(Dataset entries)
** Start **
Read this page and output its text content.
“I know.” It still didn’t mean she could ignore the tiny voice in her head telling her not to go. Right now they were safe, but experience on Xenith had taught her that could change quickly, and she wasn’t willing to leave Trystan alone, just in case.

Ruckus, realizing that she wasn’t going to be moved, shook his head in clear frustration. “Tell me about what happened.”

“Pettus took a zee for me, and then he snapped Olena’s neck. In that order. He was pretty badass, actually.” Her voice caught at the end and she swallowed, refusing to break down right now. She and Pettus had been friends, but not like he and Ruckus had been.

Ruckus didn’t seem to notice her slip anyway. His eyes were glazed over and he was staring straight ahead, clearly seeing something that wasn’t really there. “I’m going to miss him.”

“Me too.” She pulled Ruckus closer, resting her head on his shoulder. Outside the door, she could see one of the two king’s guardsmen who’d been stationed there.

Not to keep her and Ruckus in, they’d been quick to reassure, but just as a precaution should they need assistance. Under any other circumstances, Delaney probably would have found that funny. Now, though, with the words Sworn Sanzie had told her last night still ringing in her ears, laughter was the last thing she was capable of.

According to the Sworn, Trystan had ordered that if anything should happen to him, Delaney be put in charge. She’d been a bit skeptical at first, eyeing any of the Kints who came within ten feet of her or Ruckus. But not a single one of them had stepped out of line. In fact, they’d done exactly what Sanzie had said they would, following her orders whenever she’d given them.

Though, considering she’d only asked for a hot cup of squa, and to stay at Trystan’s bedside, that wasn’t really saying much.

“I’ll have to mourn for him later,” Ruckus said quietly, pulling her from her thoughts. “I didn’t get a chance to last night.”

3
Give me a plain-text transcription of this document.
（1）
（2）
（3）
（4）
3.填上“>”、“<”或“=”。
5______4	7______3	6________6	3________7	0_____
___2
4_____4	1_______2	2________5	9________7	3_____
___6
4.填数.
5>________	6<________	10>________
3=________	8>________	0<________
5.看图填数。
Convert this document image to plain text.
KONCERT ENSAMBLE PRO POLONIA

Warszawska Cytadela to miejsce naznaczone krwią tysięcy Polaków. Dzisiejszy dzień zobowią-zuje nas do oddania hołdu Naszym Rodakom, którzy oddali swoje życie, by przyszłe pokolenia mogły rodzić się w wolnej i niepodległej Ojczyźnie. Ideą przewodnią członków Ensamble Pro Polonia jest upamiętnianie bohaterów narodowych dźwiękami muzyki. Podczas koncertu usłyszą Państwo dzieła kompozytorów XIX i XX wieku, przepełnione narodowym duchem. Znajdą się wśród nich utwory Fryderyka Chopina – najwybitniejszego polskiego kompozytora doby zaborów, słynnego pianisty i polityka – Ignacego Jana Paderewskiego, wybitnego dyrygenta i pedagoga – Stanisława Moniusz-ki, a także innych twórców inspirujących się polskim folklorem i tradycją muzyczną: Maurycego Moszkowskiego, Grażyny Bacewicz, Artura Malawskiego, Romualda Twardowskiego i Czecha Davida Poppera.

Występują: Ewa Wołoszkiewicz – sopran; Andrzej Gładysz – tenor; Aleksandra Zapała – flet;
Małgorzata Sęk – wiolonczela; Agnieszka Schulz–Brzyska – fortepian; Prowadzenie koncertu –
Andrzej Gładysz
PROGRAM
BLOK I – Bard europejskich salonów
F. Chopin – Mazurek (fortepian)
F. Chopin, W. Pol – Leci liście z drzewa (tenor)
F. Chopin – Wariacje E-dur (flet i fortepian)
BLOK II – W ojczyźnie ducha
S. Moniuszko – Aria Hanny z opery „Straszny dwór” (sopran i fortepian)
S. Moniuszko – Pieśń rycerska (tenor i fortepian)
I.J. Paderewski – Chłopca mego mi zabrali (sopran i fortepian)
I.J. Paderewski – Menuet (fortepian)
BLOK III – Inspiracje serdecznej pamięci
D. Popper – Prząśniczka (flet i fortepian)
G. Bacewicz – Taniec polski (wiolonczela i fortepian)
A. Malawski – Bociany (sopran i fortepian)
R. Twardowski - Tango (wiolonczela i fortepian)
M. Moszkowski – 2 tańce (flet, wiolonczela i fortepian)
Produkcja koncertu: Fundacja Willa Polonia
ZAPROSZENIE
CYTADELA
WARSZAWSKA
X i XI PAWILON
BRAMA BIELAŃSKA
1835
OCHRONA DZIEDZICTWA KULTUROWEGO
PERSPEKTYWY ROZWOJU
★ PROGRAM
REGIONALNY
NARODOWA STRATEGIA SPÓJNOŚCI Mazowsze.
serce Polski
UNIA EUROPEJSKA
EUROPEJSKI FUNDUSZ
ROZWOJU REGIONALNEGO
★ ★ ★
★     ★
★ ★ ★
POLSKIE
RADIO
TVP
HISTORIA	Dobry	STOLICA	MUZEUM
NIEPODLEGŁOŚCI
** End **
### WHAT THIS TASK INVOLVES
Check every line for "Andrzej" and show the ones that have it.

### RESPONSE TO THIS EXERCISE
Występują: Ewa Wołoszkiewicz – sopran; Andrzej Gładysz – tenor; Aleksandra Zapała – flet;
Andrzej Gładysz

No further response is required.